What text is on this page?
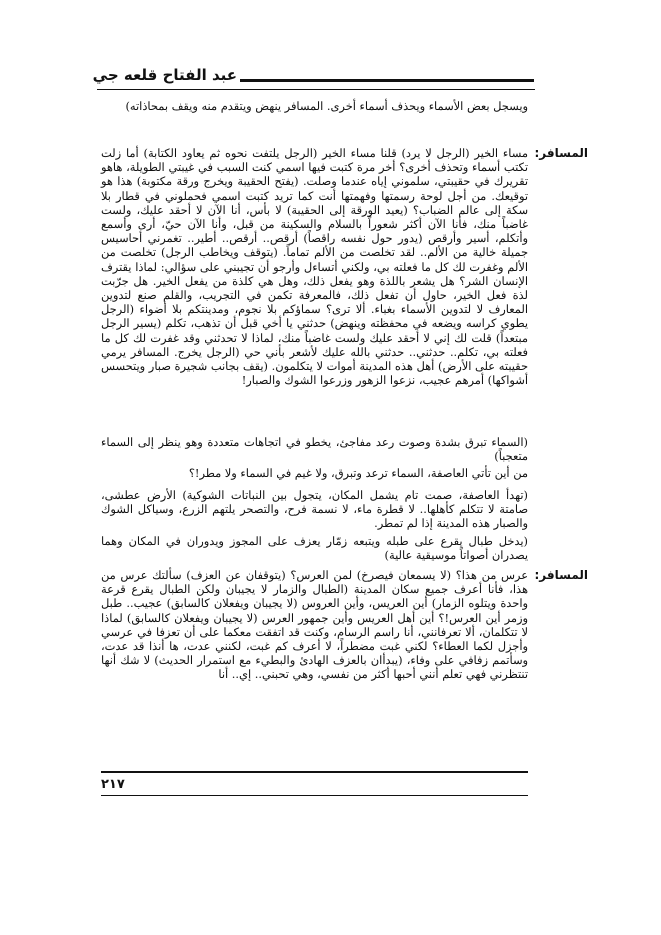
عبد الفتاح قلعه جي
ويسجل بعض الأسماء ويحذف أسماء أخرى. المسافر ينهض ويتقدم منه ويقف بمحاذاته)
المسافر:
مساء الخير (الرجل لا يرد) قلنا مساء الخير (الرجل يلتفت نحوه ثم يعاود الكتابة) أما زلت تكتب أسماء وتحذف أخرى؟ أخر مرة كتبت فيها اسمي كنت السبب في غيبتي الطويلة، هاهو تقريرك في حقيبتي، سلموني إياه عندما وصلت. (يفتح الحقيبة ويخرج ورقة مكتوبة) هذا هو توقيعك. من أجل لوحة رسمتها وفهمتها أنت كما تريد كتبت اسمي فحملوني في قطار بلا سكة إلى عالم الضباب؟ (يعيد الورقة إلى الحقيبة) لا بأس، أنا الآن لا أحقد عليك، ولست غاضباً منك، فأنا الآن أكثر شعوراً بالسلام والسكينة من قبل، وأنا الآن حيّ، أرى وأسمع وأتكلم، أسير وأرقص (يدور حول نفسه راقصاً) أرقص.. أرقص.. أطير.. تغمرني أحاسيس جميلة خالية من الألم.. لقد تخلصت من الألم تماماً. (يتوقف ويخاطب الرجل) تخلصت من الألم وغفرت لك كل ما فعلته بي، ولكني أتساءل وأرجو أن تجيبني على سؤالي: لماذا يقترف الإنسان الشر؟ هل يشعر باللذة وهو يفعل ذلك، وهل هي كلذة من يفعل الخير. هل جرّبت لذة فعل الخير، حاول أن تفعل ذلك، فالمعرفة تكمن في التجريب، والقلم صنع لتدوين المعارف لا لتدوين الأسماء بغباء. ألا ترى؟ سماؤكم بلا نجوم، ومدينتكم بلا أضواء (الرجل يطوي كراسه ويضعه في محفظته وينهض) حدثني يا أخي قبل أن تذهب، تكلم (يسير الرجل مبتعداً) قلت لك إني لا أحقد عليك ولست غاضباً منك، لماذا لا تحدثني وقد غفرت لك كل ما فعلته بي، تكلم.. حدثني.. حدثني بالله عليك لأشعر بأني حي (الرجل يخرج. المسافر يرمي حقيبته على الأرض) أهل هذه المدينة أموات لا يتكلمون. (يقف بجانب شجيرة صبار ويتحسس أشواكها) أمرهم عجيب، نزعوا الزهور وزرعوا الشوك والصبار!
(السماء تبرق بشدة وصوت رعد مفاجئ، يخطو في اتجاهات متعددة وهو ينظر إلى السماء متعجباً)
من أين تأتي العاصفة، السماء ترعد وتبرق، ولا غيم في السماء ولا مطر!؟
(تهدأ العاصفة، صمت تام يشمل المكان، يتجول بين النباتات الشوكية) الأرض عطشى، صامتة لا تتكلم كأهلها.. لا قطرة ماء، لا نسمة فرح، والتصحر يلتهم الزرع، وسياكل الشوك والصبار هذه المدينة إذا لم تمطر.
(يدخل طبال يقرع على طبله ويتبعه زمّار يعزف على المجوز ويدوران في المكان وهما يصدران أصواتاً موسيقية عالية)
المسافر:
عرس من هذا؟ (لا يسمعان فيصرخ) لمن العرس؟ (يتوقفان عن العزف) سألتك عرس من هذا، فأنا أعرف جميع سكان المدينة (الطبال والزمار لا يجيبان ولكن الطبال يقرع قرعة واحدة ويتلوه الزمار) أين العريس، وأين العروس (لا يجيبان ويفعلان كالسابق) عجيب.. طبل وزمر أين العرس!؟ أين أهل العريس وأين جمهور العرس (لا يجيبان ويفعلان كالسابق) لماذا لا تتكلمان، ألا تعرفانني، أنا راسم الرسام، وكنت قد اتفقت معكما على أن تعزفا في عرسي وأجزل لكما العطاء؟ لكني غبت مضطراً، لا أعرف كم غبت، لكنني عدت، ها أنذا قد عدت، وسأتمم زفافي على وفاء، (يبدأان بالعزف الهادئ والبطيء مع استمرار الحديث) لا شك أنها تنتظرني فهي تعلم أنني أحبها أكثر من نفسي، وهي تحبني.. إي.. أنا
٢١٧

• Given exercise:
Return each line among the entries that holds the word "السماء".

• Result:
(السماء تبرق بشدة وصوت رعد مفاجئ، يخطو في اتجاهات متعددة وهو ينظر إلى السماء متعجباً)
من أين تأتي العاصفة، السماء ترعد وتبرق، ولا غيم في السماء ولا مطر!؟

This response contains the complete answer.